Brief. From the entries that follow, gather each line holding the word "cars".

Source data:
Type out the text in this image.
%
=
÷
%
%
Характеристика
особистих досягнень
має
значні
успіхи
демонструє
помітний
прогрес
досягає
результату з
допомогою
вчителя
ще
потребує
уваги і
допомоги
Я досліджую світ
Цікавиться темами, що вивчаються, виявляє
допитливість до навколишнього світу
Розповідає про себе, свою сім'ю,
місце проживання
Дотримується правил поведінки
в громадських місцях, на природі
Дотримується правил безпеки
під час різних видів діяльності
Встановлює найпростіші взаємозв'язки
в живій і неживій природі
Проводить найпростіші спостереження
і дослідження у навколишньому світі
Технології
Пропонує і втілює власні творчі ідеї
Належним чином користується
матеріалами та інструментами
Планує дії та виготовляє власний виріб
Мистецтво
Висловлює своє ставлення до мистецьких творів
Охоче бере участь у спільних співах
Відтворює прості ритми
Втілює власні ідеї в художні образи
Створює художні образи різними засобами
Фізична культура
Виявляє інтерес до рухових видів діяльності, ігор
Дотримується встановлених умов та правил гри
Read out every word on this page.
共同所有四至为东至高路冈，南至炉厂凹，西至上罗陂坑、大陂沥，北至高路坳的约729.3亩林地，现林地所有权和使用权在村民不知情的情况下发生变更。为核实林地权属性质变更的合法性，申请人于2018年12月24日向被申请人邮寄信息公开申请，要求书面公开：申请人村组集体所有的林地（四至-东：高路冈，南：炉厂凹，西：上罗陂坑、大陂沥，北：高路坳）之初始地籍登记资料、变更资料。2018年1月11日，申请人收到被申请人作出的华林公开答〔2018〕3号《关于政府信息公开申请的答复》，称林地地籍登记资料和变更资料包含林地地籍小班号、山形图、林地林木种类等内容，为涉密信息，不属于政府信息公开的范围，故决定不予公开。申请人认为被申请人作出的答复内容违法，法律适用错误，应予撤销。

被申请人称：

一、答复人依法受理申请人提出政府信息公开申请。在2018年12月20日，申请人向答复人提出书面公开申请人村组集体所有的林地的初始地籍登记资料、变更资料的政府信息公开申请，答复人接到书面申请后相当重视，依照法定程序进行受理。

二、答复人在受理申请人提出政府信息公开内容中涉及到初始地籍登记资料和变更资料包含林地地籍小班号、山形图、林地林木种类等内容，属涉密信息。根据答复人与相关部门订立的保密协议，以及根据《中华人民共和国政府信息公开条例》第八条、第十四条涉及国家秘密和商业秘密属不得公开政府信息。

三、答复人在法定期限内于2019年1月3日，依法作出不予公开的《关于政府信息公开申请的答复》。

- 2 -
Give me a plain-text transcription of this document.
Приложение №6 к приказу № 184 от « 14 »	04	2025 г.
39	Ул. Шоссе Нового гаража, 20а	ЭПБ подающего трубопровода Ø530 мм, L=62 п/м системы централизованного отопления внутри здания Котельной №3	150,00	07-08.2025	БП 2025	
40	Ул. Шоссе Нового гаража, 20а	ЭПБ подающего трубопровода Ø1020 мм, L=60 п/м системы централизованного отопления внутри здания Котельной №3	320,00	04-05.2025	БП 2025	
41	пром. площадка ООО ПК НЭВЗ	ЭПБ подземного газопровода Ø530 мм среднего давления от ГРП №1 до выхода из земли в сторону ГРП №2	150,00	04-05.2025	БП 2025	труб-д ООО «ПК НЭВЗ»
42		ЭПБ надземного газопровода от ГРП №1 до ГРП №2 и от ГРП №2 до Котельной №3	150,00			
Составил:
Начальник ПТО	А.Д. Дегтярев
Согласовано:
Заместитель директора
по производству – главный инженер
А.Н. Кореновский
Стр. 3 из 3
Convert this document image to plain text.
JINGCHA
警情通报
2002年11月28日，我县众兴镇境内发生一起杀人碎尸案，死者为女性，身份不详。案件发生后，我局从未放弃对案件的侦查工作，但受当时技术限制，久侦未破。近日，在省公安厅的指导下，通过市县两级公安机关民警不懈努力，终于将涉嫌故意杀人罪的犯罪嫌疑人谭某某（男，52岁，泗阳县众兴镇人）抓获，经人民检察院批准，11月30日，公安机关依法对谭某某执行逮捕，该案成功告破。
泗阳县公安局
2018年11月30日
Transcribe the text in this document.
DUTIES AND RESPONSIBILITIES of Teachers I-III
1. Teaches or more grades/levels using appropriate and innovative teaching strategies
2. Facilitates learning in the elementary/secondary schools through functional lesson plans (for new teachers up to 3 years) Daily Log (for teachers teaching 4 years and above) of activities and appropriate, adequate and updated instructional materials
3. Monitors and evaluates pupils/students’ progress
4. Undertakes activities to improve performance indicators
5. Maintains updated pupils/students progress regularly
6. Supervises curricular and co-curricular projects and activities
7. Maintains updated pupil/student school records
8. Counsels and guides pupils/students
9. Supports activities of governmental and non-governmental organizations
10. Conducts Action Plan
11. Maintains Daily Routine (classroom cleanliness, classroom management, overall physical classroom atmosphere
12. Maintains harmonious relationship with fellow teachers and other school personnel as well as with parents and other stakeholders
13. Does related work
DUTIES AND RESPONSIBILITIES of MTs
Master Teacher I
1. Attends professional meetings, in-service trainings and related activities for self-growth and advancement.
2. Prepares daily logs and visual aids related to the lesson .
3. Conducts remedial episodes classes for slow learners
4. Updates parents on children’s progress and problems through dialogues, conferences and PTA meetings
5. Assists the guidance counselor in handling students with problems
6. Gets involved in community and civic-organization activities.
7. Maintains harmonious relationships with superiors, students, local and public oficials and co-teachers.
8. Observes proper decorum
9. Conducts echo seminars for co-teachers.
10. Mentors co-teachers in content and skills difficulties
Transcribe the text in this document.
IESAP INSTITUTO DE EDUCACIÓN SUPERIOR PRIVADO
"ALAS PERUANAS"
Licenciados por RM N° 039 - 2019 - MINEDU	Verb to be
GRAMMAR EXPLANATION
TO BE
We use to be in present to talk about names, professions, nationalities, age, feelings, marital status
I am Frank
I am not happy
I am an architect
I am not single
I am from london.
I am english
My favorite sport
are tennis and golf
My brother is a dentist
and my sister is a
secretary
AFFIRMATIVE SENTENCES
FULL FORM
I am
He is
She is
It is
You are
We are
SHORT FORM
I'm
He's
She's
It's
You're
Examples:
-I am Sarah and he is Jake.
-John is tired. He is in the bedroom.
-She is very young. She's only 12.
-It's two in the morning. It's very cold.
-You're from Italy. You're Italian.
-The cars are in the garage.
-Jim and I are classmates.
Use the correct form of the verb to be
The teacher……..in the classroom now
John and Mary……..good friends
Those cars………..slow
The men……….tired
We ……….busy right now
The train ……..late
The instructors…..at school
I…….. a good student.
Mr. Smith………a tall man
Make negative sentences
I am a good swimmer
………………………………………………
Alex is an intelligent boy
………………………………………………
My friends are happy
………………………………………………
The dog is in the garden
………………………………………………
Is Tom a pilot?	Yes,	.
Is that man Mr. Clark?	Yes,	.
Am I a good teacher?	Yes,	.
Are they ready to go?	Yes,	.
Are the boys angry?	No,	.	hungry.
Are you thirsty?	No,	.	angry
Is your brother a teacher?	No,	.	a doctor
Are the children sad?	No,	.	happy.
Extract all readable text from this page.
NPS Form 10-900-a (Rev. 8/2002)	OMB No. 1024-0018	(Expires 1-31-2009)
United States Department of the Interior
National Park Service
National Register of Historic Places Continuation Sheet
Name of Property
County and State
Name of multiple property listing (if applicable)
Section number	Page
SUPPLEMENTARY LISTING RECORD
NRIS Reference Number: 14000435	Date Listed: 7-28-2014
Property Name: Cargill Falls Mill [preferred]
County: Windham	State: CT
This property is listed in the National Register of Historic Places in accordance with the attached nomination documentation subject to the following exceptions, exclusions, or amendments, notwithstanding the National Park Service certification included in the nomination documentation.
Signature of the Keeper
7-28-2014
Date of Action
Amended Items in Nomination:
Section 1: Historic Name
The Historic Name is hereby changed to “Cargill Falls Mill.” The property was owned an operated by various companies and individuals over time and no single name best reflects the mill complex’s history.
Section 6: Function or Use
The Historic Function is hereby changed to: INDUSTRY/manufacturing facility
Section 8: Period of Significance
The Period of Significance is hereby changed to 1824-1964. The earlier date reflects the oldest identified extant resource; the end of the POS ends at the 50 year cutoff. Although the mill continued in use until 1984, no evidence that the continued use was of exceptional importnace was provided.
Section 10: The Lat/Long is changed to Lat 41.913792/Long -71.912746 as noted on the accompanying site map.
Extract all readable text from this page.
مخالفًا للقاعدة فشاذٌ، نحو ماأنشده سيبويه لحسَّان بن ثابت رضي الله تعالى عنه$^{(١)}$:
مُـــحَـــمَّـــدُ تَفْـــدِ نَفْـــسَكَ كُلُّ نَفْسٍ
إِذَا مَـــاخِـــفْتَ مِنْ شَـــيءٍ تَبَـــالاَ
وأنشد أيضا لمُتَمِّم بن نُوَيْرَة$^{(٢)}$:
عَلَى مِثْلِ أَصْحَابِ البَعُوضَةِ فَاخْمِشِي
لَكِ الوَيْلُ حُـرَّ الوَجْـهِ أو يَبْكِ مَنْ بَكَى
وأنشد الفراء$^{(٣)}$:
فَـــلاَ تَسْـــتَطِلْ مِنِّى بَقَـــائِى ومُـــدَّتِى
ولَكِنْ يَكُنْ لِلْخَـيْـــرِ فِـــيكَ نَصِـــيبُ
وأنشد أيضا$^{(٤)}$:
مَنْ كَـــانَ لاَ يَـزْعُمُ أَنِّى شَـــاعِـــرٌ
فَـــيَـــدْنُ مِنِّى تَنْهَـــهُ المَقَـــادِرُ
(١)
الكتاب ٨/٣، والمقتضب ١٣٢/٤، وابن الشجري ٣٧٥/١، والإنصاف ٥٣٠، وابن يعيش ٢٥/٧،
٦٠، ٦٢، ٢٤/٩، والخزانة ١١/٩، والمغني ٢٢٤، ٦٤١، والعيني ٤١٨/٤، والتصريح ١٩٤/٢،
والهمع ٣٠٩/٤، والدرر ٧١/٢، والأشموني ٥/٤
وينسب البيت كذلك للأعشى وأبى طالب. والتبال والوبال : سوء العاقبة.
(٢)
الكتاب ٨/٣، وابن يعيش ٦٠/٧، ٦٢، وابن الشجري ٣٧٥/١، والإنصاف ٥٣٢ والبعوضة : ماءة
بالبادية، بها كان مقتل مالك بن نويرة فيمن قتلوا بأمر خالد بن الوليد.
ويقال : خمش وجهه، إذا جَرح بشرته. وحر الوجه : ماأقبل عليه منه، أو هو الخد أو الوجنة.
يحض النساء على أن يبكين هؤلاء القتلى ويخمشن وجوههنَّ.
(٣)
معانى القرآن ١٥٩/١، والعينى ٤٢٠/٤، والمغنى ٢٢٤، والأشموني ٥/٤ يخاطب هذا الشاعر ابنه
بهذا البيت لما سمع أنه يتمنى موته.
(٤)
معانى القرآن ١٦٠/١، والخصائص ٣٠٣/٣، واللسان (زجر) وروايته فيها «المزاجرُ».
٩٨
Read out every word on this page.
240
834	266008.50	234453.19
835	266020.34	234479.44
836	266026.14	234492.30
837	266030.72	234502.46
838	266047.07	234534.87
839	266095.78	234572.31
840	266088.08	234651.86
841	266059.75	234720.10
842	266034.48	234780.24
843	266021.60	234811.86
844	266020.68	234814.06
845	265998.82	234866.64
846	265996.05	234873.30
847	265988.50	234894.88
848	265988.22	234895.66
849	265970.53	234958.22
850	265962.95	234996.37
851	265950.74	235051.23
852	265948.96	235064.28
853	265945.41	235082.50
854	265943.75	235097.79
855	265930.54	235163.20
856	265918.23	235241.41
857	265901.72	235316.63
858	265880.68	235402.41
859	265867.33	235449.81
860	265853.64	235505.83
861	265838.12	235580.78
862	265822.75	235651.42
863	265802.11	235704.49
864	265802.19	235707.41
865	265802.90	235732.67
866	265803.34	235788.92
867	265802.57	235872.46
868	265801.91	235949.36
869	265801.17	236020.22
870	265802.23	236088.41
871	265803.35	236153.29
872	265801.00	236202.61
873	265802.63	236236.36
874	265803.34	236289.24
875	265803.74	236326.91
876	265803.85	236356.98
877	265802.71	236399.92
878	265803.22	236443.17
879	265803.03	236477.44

Finished answer.
-The cars are in the garage.
Those cars………..slow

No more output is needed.